__Exercise aim__:
Please restate every record below word for word and skip the pictures.

__Data excerpts__:
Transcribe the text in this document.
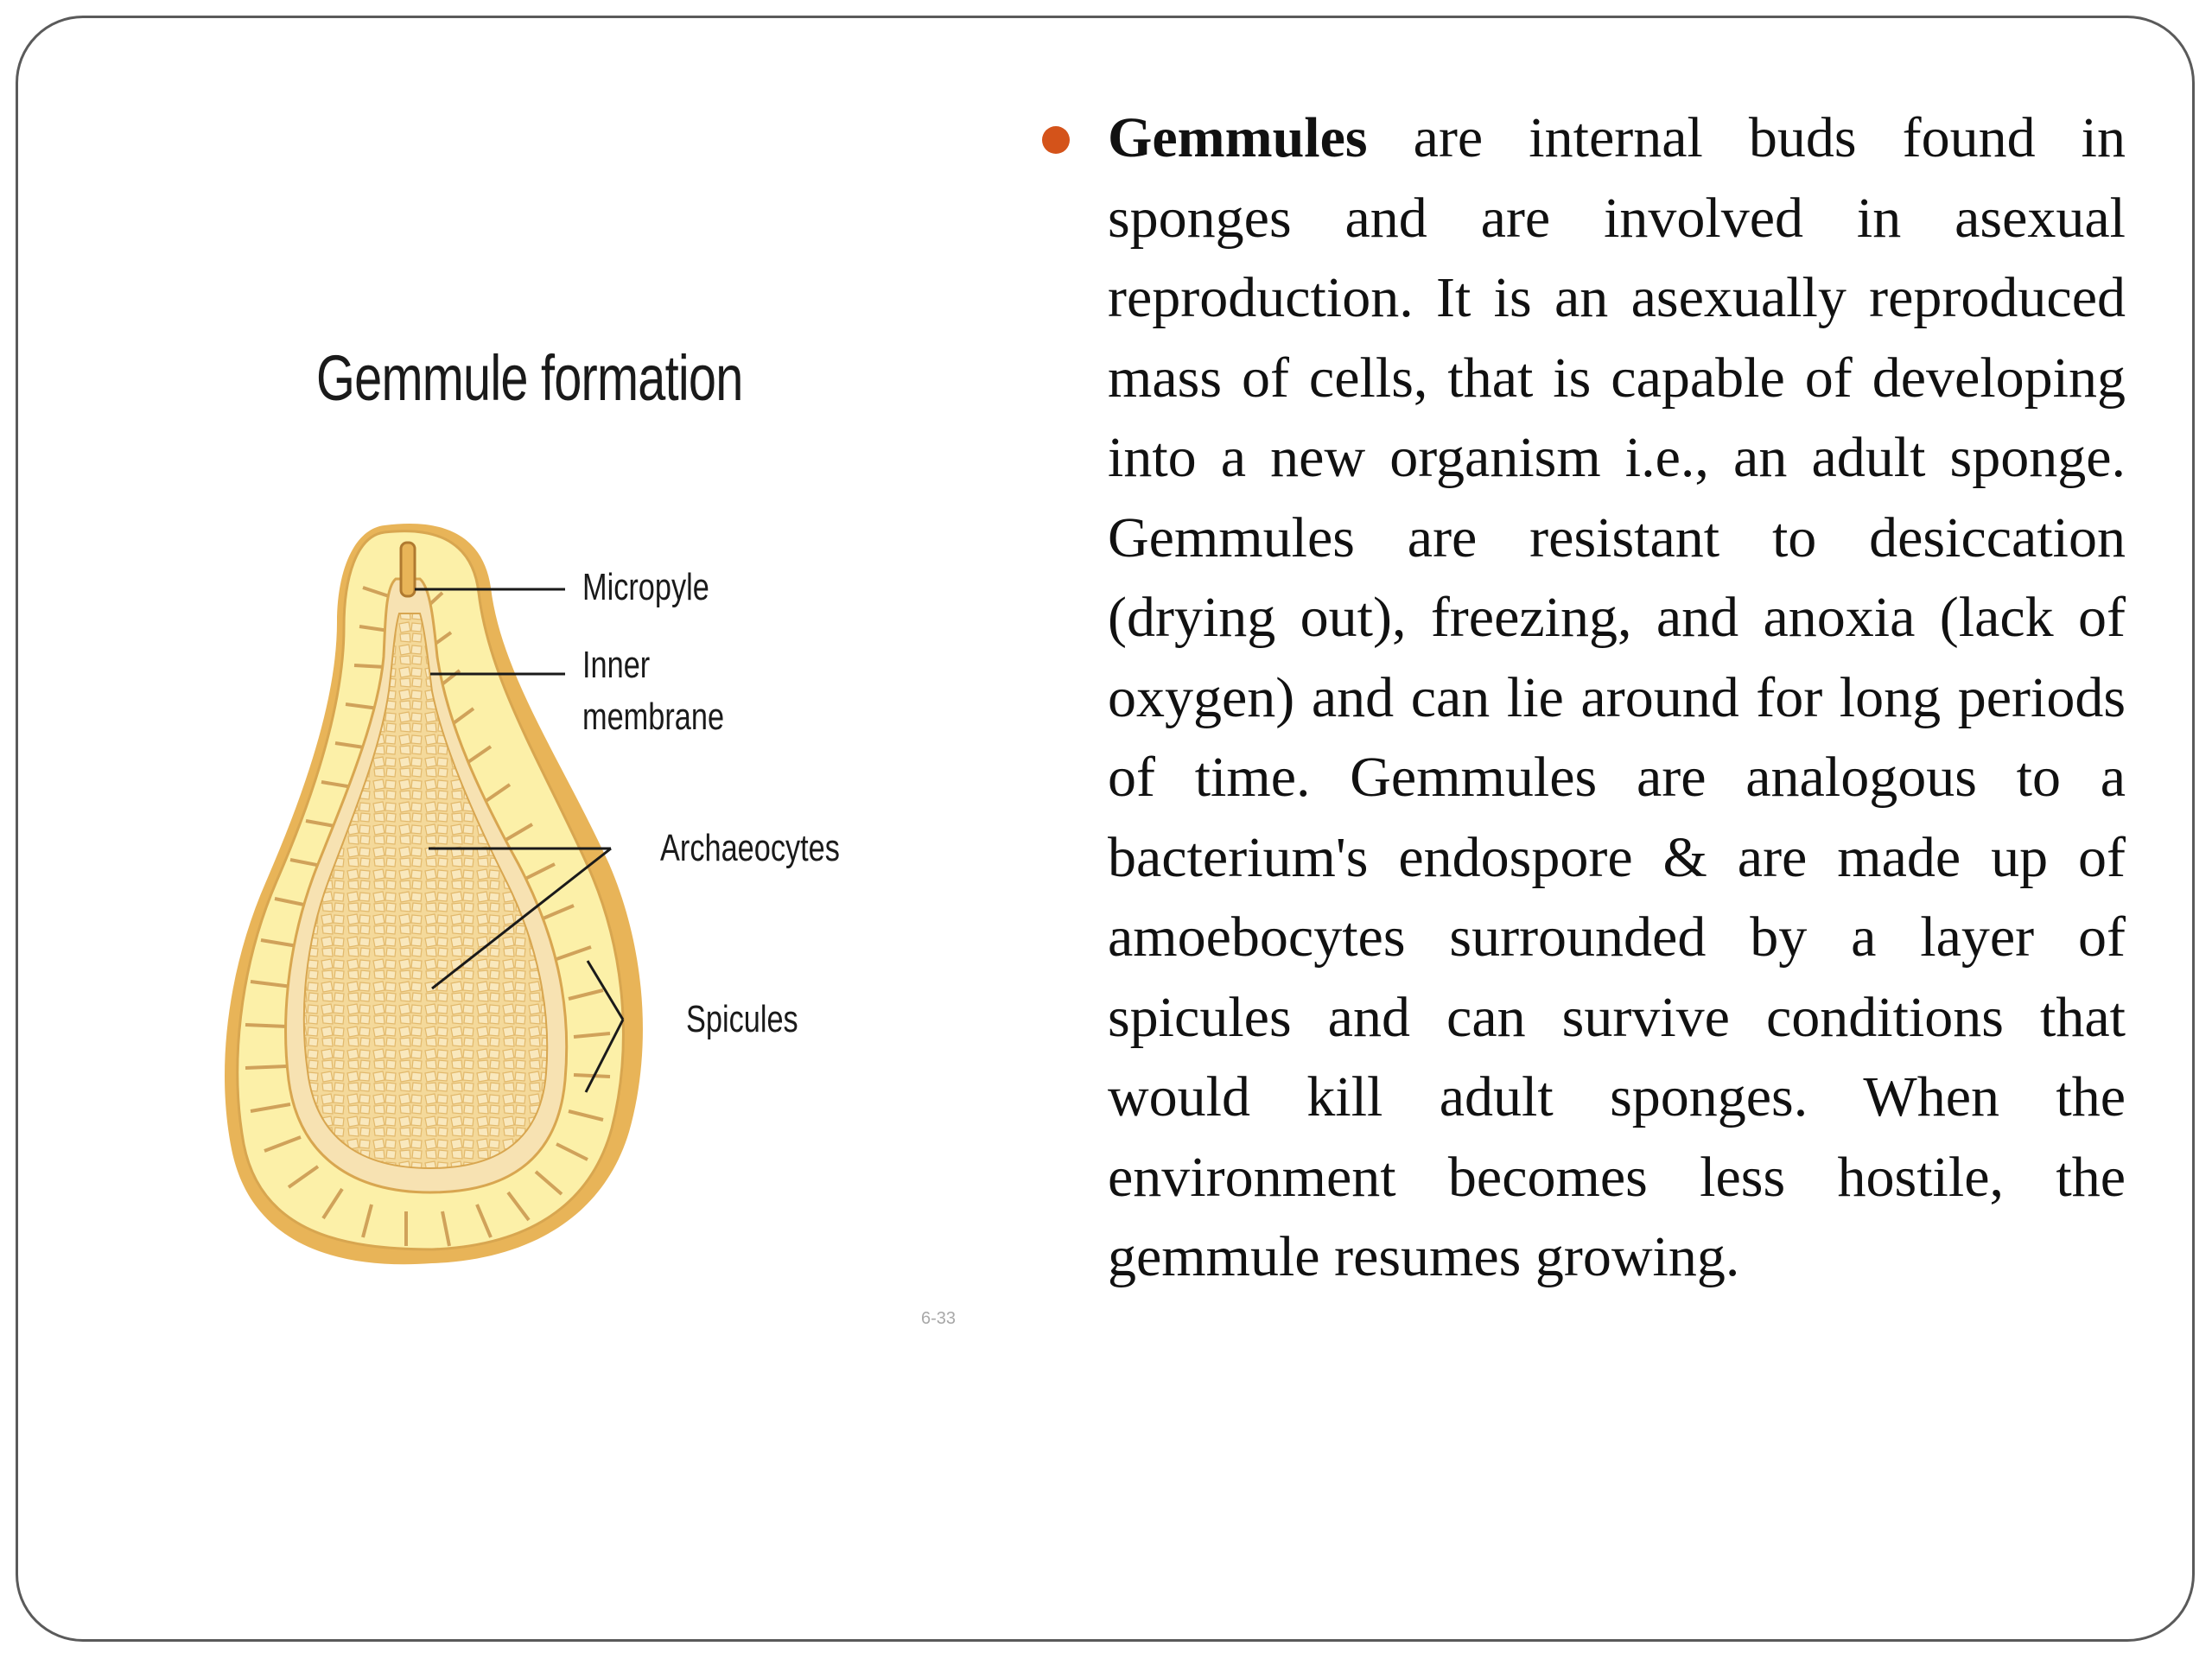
Gemmule formation
Micropyle
Inner
membrane
Archaeocytes
Spicules
6-33

Gemmules are internal buds found in sponges and are involved in asexual reproduction. It is an asexually reproduced mass of cells, that is capable of developing into a new organism i.e., an adult sponge. Gemmules are resistant to desiccation (drying out), freezing, and anoxia (lack of oxygen) and can lie around for long periods of time. Gemmules are analogous to a bacterium's endospore & are made up of amoebocytes surrounded by a layer of spicules and can survive conditions that would kill adult sponges. When the environment becomes less hostile, the gemmule resumes growing.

__Result below__:
Transcribe the text in this document.
Gemmule formation
Micropyle
Inner
membrane
Archaeocytes
Spicules
6-33

Gemmules are internal buds found in sponges and are involved in asexual reproduction. It is an asexually reproduced mass of cells, that is capable of developing into a new organism i.e., an adult sponge. Gemmules are resistant to desiccation (drying out), freezing, and anoxia (lack of oxygen) and can lie around for long periods of time. Gemmules are analogous to a bacterium's endospore & are made up of amoebocytes surrounded by a layer of spicules and can survive conditions that would kill adult sponges. When the environment becomes less hostile, the gemmule resumes growing.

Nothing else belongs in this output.